• [Work to be completed]
Identify each line below that contains the word "Optimisation", and copy it out.

***

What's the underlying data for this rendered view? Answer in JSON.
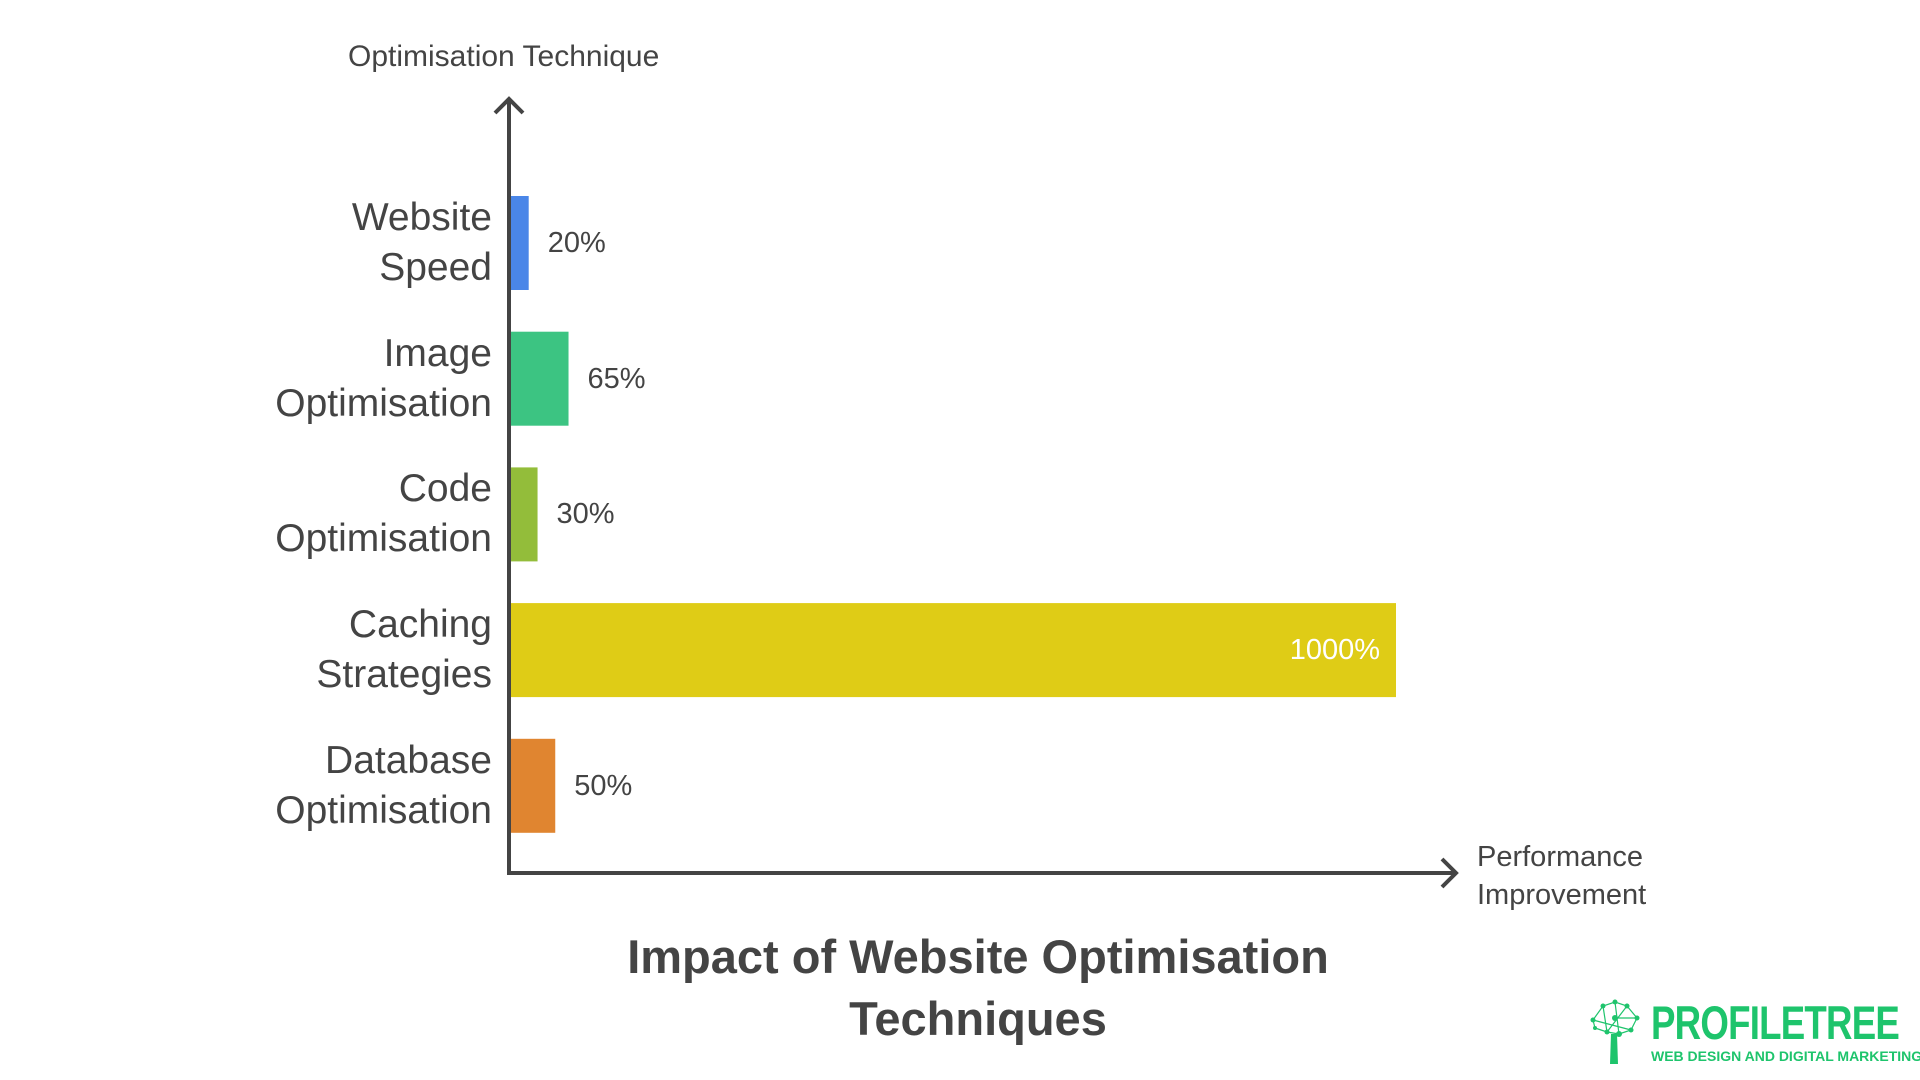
{
  "chart_data": {
    "type": "bar",
    "orientation": "horizontal",
    "title": "Impact of Website Optimisation Techniques",
    "ylabel": "Optimisation Technique",
    "xlabel": "Performance Improvement",
    "categories": [
      "Website Speed",
      "Image Optimisation",
      "Code Optimisation",
      "Caching Strategies",
      "Database Optimisation"
    ],
    "category_lines": [
      [
        "Website",
        "Speed"
      ],
      [
        "Image",
        "Optimisation"
      ],
      [
        "Code",
        "Optimisation"
      ],
      [
        "Caching",
        "Strategies"
      ],
      [
        "Database",
        "Optimisation"
      ]
    ],
    "values": [
      20,
      65,
      30,
      1000,
      50
    ],
    "value_labels": [
      "20%",
      "65%",
      "30%",
      "1000%",
      "50%"
    ],
    "unit": "%",
    "colors": [
      "#4a86e8",
      "#3cc482",
      "#93bd3a",
      "#dfcc16",
      "#e08530"
    ],
    "xlim": [
      0,
      1000
    ],
    "grid": false,
    "legend": "none"
  },
  "axis_color": "#444444",
  "logo": {
    "name": "PROFILETREE",
    "tagline": "WEB DESIGN AND DIGITAL MARKETING",
    "color": "#1ec46c"
  }
}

***

• [Output for this exercise]
    "title": "Impact of Website Optimisation Techniques",
    "ylabel": "Optimisation Technique",
      "Image Optimisation",
      "Code Optimisation",
      "Database Optimisation"
        "Optimisation"
        "Optimisation"
        "Optimisation"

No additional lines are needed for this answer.